(begin)

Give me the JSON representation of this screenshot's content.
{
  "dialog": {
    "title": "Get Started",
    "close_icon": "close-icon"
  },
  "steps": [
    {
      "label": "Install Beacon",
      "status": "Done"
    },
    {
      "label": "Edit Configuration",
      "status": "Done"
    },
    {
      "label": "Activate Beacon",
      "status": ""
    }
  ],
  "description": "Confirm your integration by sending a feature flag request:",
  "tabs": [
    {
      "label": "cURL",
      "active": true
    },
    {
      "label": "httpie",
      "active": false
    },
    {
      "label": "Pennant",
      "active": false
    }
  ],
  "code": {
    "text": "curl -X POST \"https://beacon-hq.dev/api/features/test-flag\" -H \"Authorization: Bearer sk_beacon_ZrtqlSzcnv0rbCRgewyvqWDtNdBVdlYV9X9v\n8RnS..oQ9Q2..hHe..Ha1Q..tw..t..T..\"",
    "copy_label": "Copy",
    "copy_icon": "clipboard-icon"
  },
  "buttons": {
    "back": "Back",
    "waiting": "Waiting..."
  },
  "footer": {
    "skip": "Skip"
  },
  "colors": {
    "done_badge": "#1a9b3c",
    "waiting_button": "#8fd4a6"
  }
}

(end)

• Short exercise
Which lines contain "flag"? Show each of them.

• Worked answer
  "description": "Confirm your integration by sending a feature flag request:",
    "text": "curl -X POST \"https://beacon-hq.dev/api/features/test-flag\" -H \"Authorization: Bearer sk_beacon_ZrtqlSzcnv0rbCRgewyvqWDtNdBVdlYV9X9v\n8RnS..oQ9Q2..hHe..Ha1Q..tw..t..T..\"",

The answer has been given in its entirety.